Pick out the lines below that include the string "MUHAMMAD".

# Provided information start

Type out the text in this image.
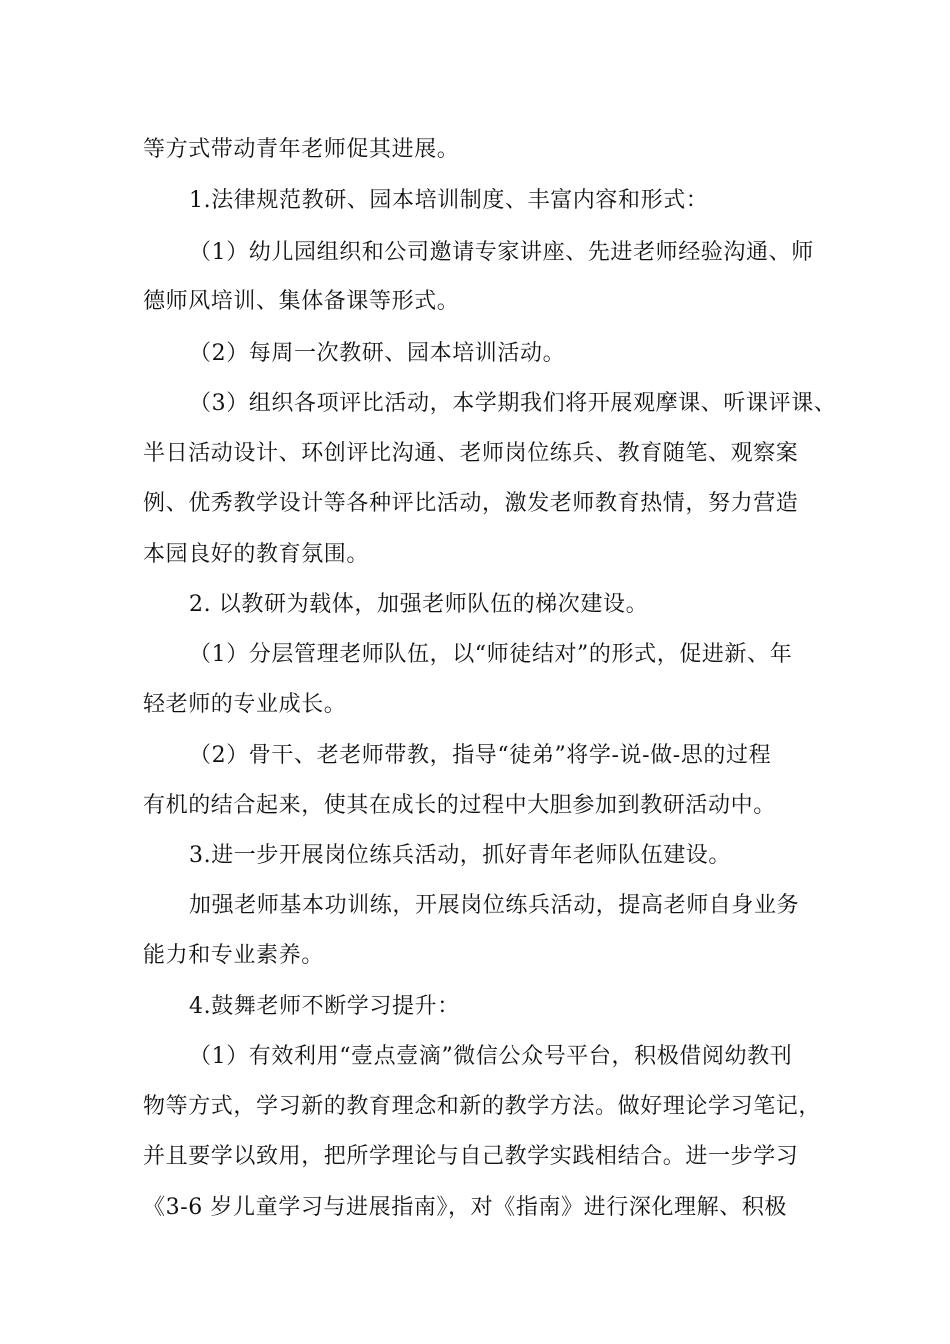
等方式带动青年老师促其进展。
1.法律规范教研、园本培训制度、丰富内容和形式：
（1）幼儿园组织和公司邀请专家讲座、先进老师经验沟通、师
德师风培训、集体备课等形式。
（2）每周一次教研、园本培训活动。
（3）组织各项评比活动，本学期我们将开展观摩课、听课评课、
半日活动设计、环创评比沟通、老师岗位练兵、教育随笔、观察案
例、优秀教学设计等各种评比活动，激发老师教育热情，努力营造
本园良好的教育氛围。
2. 以教研为载体，加强老师队伍的梯次建设。
（1）分层管理老师队伍，以“师徒结对”的形式，促进新、年
轻老师的专业成长。
（2）骨干、老老师带教，指导“徒弟”将学-说-做-思的过程
有机的结合起来，使其在成长的过程中大胆参加到教研活动中。
3.进一步开展岗位练兵活动，抓好青年老师队伍建设。
加强老师基本功训练，开展岗位练兵活动，提高老师自身业务
能力和专业素养。
4.鼓舞老师不断学习提升：
（1）有效利用“壹点壹滴”微信公众号平台，积极借阅幼教刊
物等方式，学习新的教育理念和新的教学方法。做好理论学习笔记，
并且要学以致用，把所学理论与自己教学实践相结合。进一步学习
《3-6 岁儿童学习与进展指南》，对《指南》进行深化理解、积极
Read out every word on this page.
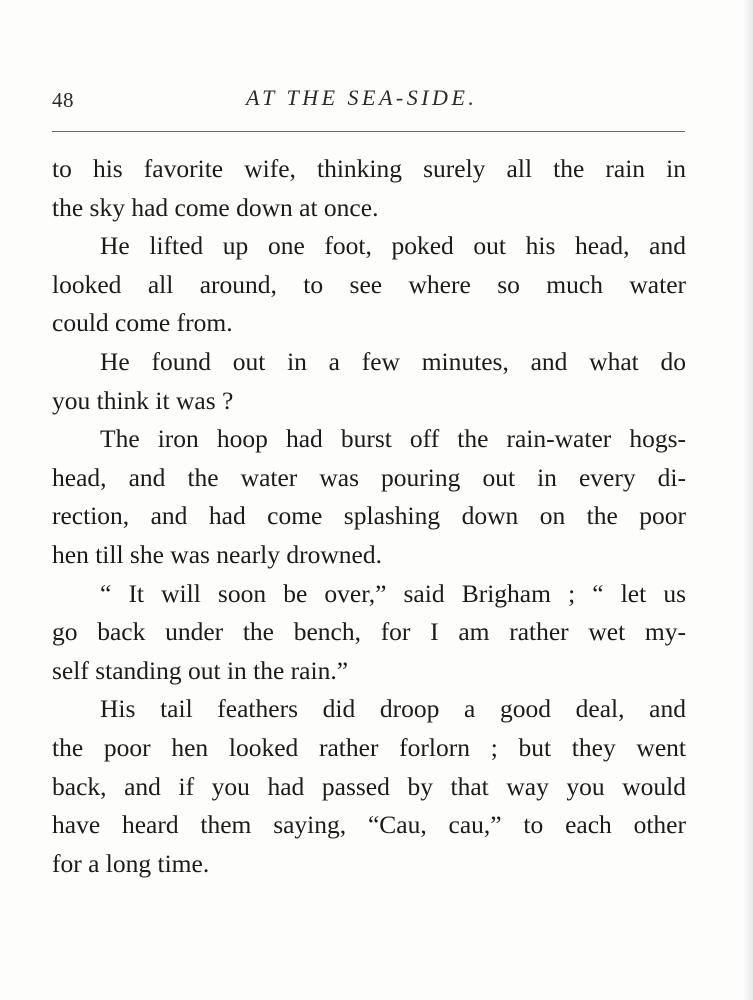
48	AT THE SEA-SIDE.
to his favorite wife, thinking surely all the rain in
the sky had come down at once.
He lifted up one foot, poked out his head, and
looked all around, to see where so much water
could come from.
He found out in a few minutes, and what do
you think it was ?
The iron hoop had burst off the rain-water hogs-
head, and the water was pouring out in every di-
rection, and had come splashing down on the poor
hen till she was nearly drowned.
“ It will soon be over,” said Brigham ; “ let us
go back under the bench, for I am rather wet my-
self standing out in the rain.”
His tail feathers did droop a good deal, and
the poor hen looked rather forlorn ; but they went
back, and if you had passed by that way you would
have heard them saying, “Cau, cau,” to each other
for a long time.
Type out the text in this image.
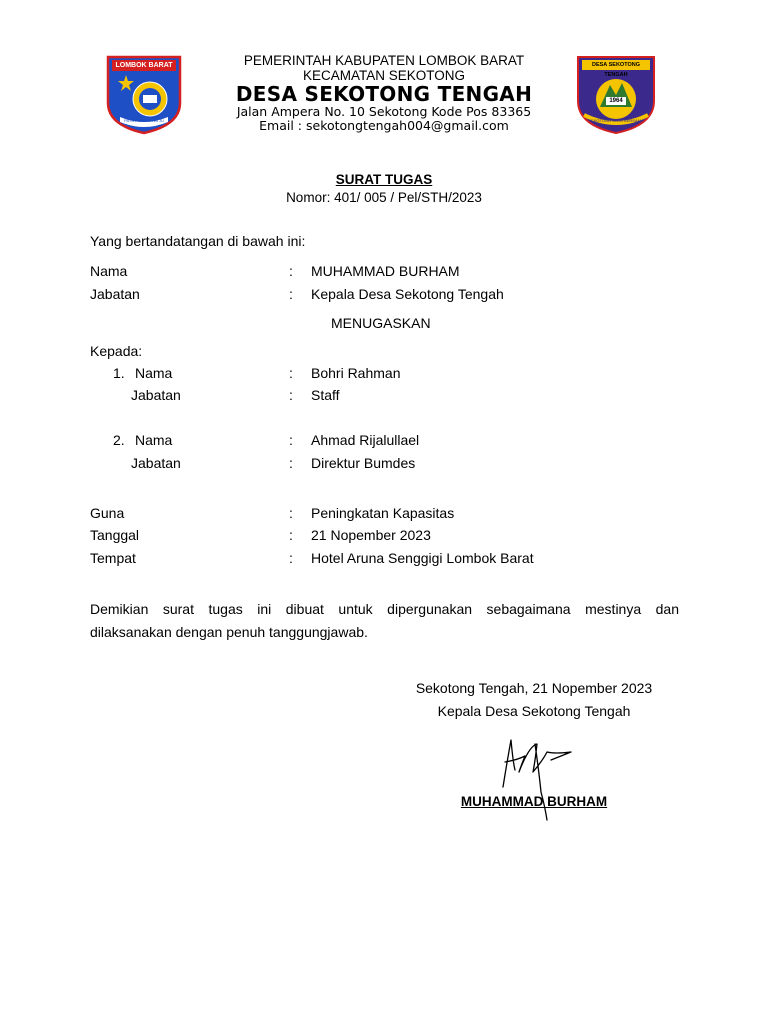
LOMBOK BARAT
PATUT PATUH PATJU
PEMERINTAH KABUPATEN LOMBOK BARAT
KECAMATAN SEKOTONG
DESA SEKOTONG TENGAH
Jalan Ampera No. 10 Sekotong Kode Pos 83365
Email : sekotongtengah004@gmail.com
DESA SEKOTONG TENGAH
1964
SEKOTONG MAJU BERSAMA
SURAT TUGAS
Nomor: 401/ 005 / Pel/STH/2023
Yang bertandatangan di bawah ini:
Nama	: MUHAMMAD BURHAM
Jabatan	: Kepala Desa Sekotong Tengah
MENUGASKAN
Kepada:
1. Nama	: Bohri Rahman
Jabatan	: Staff
2. Nama	: Ahmad Rijalullael
Jabatan	: Direktur Bumdes
Guna	: Peningkatan Kapasitas
Tanggal	: 21 Nopember 2023
Tempat	: Hotel Aruna Senggigi Lombok Barat
Demikian surat tugas ini dibuat untuk dipergunakan sebagaimana mestinya dan
dilaksanakan dengan penuh tanggungjawab.
Sekotong Tengah, 21 Nopember 2023
Kepala Desa Sekotong Tengah
MUHAMMAD BURHAM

# Provided information end

Exercise response.
Nama	: MUHAMMAD BURHAM
MUHAMMAD BURHAM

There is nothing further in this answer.